● **GIVEN EXERCISE**
Omit all images, then return the remaining material exactly as it stands.

● **RECORDS PROVIDED**
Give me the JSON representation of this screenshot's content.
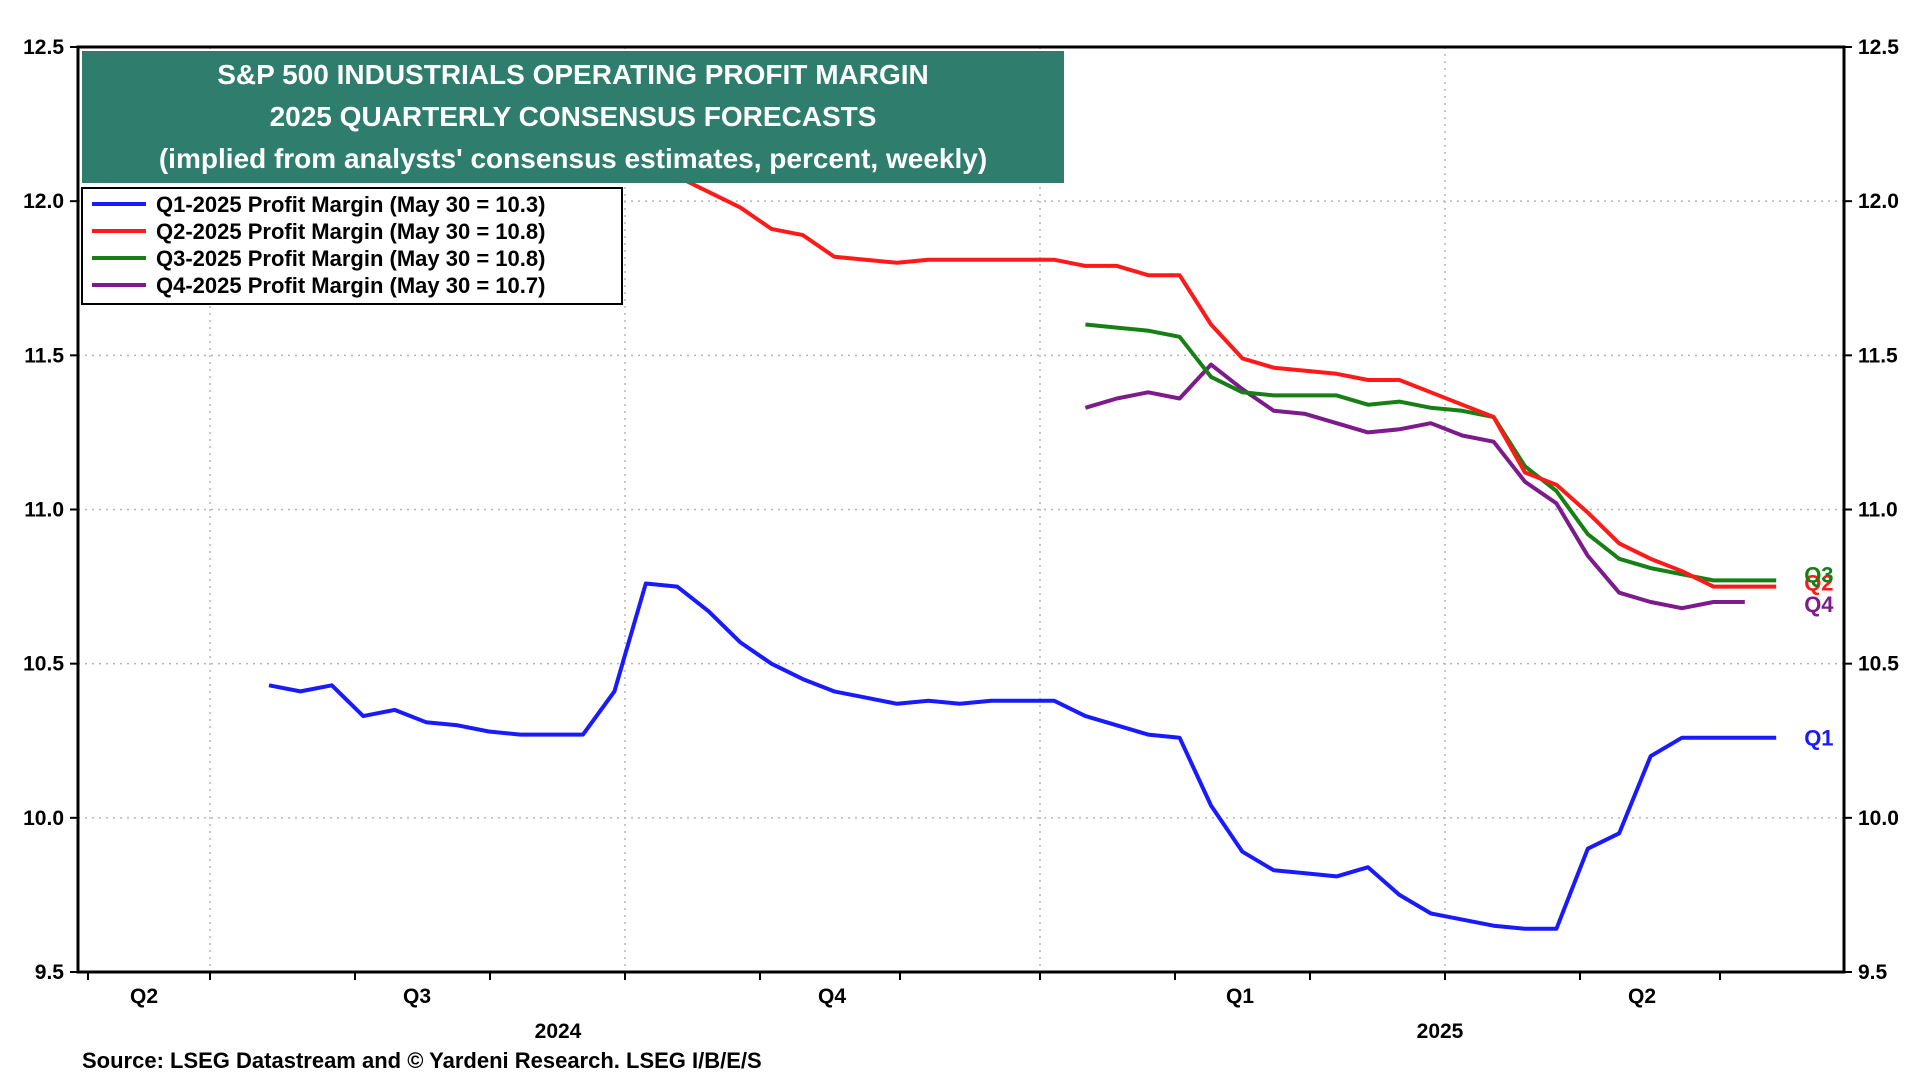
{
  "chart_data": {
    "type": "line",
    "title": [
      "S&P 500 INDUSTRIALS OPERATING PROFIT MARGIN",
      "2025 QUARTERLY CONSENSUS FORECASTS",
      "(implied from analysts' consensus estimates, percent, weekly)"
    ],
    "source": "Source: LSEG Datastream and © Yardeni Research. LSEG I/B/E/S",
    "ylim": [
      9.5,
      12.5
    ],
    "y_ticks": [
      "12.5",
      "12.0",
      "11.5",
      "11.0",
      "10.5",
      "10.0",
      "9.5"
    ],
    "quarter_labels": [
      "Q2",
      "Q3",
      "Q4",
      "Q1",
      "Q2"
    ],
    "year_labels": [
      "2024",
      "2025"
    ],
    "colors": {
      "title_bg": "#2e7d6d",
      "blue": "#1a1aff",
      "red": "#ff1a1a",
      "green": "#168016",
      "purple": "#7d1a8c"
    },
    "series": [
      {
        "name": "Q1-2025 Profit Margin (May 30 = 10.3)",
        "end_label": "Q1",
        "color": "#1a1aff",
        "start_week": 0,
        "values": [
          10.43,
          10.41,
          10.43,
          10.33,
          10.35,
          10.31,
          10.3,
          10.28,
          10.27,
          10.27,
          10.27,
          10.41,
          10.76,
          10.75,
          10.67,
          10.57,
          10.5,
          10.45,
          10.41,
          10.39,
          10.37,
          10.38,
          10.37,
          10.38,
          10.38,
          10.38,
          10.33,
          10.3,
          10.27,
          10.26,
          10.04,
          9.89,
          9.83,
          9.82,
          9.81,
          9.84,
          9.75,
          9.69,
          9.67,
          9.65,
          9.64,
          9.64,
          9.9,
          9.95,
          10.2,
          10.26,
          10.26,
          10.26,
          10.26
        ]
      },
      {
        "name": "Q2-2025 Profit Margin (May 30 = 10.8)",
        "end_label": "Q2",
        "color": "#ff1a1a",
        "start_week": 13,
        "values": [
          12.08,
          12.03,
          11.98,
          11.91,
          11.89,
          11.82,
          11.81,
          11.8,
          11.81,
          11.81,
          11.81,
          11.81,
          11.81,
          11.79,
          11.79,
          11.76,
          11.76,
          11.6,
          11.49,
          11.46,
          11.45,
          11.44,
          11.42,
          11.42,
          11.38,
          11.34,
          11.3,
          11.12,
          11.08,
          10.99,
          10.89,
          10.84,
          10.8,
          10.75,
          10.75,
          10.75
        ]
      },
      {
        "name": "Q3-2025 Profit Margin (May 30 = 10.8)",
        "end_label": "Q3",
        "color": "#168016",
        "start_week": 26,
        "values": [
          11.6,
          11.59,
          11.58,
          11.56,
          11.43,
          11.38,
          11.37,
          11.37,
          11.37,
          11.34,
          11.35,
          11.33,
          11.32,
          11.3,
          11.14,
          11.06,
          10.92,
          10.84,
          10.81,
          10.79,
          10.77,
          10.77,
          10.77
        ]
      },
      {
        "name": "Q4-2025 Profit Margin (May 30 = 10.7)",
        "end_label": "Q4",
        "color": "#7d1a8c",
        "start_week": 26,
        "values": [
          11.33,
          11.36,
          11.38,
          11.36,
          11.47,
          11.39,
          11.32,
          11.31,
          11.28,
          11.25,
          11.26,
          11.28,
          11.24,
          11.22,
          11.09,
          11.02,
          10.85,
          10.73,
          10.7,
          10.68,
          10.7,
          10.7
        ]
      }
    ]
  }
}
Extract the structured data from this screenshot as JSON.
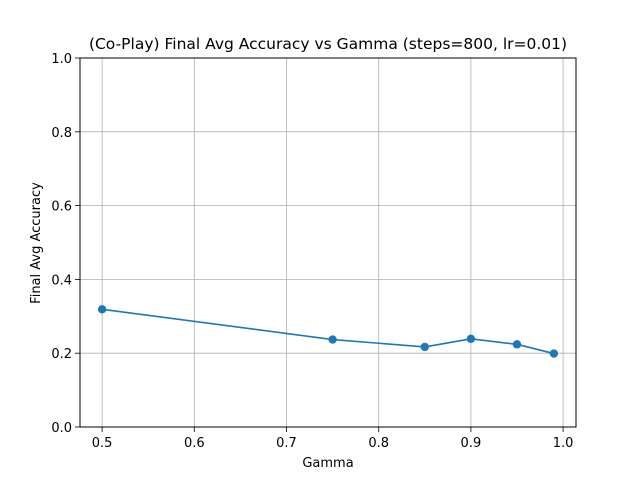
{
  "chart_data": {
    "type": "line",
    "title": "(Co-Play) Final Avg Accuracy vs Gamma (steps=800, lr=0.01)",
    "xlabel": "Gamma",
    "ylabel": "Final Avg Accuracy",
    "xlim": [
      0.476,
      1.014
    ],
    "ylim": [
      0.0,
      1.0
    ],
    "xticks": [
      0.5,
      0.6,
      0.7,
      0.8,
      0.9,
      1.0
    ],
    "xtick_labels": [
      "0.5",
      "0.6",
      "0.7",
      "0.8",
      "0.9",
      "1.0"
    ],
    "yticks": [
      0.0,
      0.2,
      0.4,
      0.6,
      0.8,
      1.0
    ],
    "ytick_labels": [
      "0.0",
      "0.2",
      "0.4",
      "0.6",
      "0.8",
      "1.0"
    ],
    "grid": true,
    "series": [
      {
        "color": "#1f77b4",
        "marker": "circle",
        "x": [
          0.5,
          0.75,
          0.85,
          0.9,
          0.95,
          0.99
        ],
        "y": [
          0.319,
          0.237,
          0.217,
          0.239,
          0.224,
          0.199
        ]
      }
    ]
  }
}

● **FINISHED EXERCISE**
Give me the JSON representation of this screenshot's content.
{
  "chart_data": {
    "type": "line",
    "title": [
      "S&P 500 INDUSTRIALS OPERATING PROFIT MARGIN",
      "2025 QUARTERLY CONSENSUS FORECASTS",
      "(implied from analysts' consensus estimates, percent, weekly)"
    ],
    "source": "Source: LSEG Datastream and © Yardeni Research. LSEG I/B/E/S",
    "ylim": [
      9.5,
      12.5
    ],
    "y_ticks": [
      "12.5",
      "12.0",
      "11.5",
      "11.0",
      "10.5",
      "10.0",
      "9.5"
    ],
    "quarter_labels": [
      "Q2",
      "Q3",
      "Q4",
      "Q1",
      "Q2"
    ],
    "year_labels": [
      "2024",
      "2025"
    ],
    "colors": {
      "title_bg": "#2e7d6d",
      "blue": "#1a1aff",
      "red": "#ff1a1a",
      "green": "#168016",
      "purple": "#7d1a8c"
    },
    "series": [
      {
        "name": "Q1-2025 Profit Margin (May 30 = 10.3)",
        "end_label": "Q1",
        "color": "#1a1aff",
        "start_week": 0,
        "values": [
          10.43,
          10.41,
          10.43,
          10.33,
          10.35,
          10.31,
          10.3,
          10.28,
          10.27,
          10.27,
          10.27,
          10.41,
          10.76,
          10.75,
          10.67,
          10.57,
          10.5,
          10.45,
          10.41,
          10.39,
          10.37,
          10.38,
          10.37,
          10.38,
          10.38,
          10.38,
          10.33,
          10.3,
          10.27,
          10.26,
          10.04,
          9.89,
          9.83,
          9.82,
          9.81,
          9.84,
          9.75,
          9.69,
          9.67,
          9.65,
          9.64,
          9.64,
          9.9,
          9.95,
          10.2,
          10.26,
          10.26,
          10.26,
          10.26
        ]
      },
      {
        "name": "Q2-2025 Profit Margin (May 30 = 10.8)",
        "end_label": "Q2",
        "color": "#ff1a1a",
        "start_week": 13,
        "values": [
          12.08,
          12.03,
          11.98,
          11.91,
          11.89,
          11.82,
          11.81,
          11.8,
          11.81,
          11.81,
          11.81,
          11.81,
          11.81,
          11.79,
          11.79,
          11.76,
          11.76,
          11.6,
          11.49,
          11.46,
          11.45,
          11.44,
          11.42,
          11.42,
          11.38,
          11.34,
          11.3,
          11.12,
          11.08,
          10.99,
          10.89,
          10.84,
          10.8,
          10.75,
          10.75,
          10.75
        ]
      },
      {
        "name": "Q3-2025 Profit Margin (May 30 = 10.8)",
        "end_label": "Q3",
        "color": "#168016",
        "start_week": 26,
        "values": [
          11.6,
          11.59,
          11.58,
          11.56,
          11.43,
          11.38,
          11.37,
          11.37,
          11.37,
          11.34,
          11.35,
          11.33,
          11.32,
          11.3,
          11.14,
          11.06,
          10.92,
          10.84,
          10.81,
          10.79,
          10.77,
          10.77,
          10.77
        ]
      },
      {
        "name": "Q4-2025 Profit Margin (May 30 = 10.7)",
        "end_label": "Q4",
        "color": "#7d1a8c",
        "start_week": 26,
        "values": [
          11.33,
          11.36,
          11.38,
          11.36,
          11.47,
          11.39,
          11.32,
          11.31,
          11.28,
          11.25,
          11.26,
          11.28,
          11.24,
          11.22,
          11.09,
          11.02,
          10.85,
          10.73,
          10.7,
          10.68,
          10.7,
          10.7
        ]
      }
    ]
  }
}
Extract the structured data from this screenshot as JSON.
{
  "chart_data": {
    "type": "line",
    "title": "(Co-Play) Final Avg Accuracy vs Gamma (steps=800, lr=0.01)",
    "xlabel": "Gamma",
    "ylabel": "Final Avg Accuracy",
    "xlim": [
      0.476,
      1.014
    ],
    "ylim": [
      0.0,
      1.0
    ],
    "xticks": [
      0.5,
      0.6,
      0.7,
      0.8,
      0.9,
      1.0
    ],
    "xtick_labels": [
      "0.5",
      "0.6",
      "0.7",
      "0.8",
      "0.9",
      "1.0"
    ],
    "yticks": [
      0.0,
      0.2,
      0.4,
      0.6,
      0.8,
      1.0
    ],
    "ytick_labels": [
      "0.0",
      "0.2",
      "0.4",
      "0.6",
      "0.8",
      "1.0"
    ],
    "grid": true,
    "series": [
      {
        "color": "#1f77b4",
        "marker": "circle",
        "x": [
          0.5,
          0.75,
          0.85,
          0.9,
          0.95,
          0.99
        ],
        "y": [
          0.319,
          0.237,
          0.217,
          0.239,
          0.224,
          0.199
        ]
      }
    ]
  }
}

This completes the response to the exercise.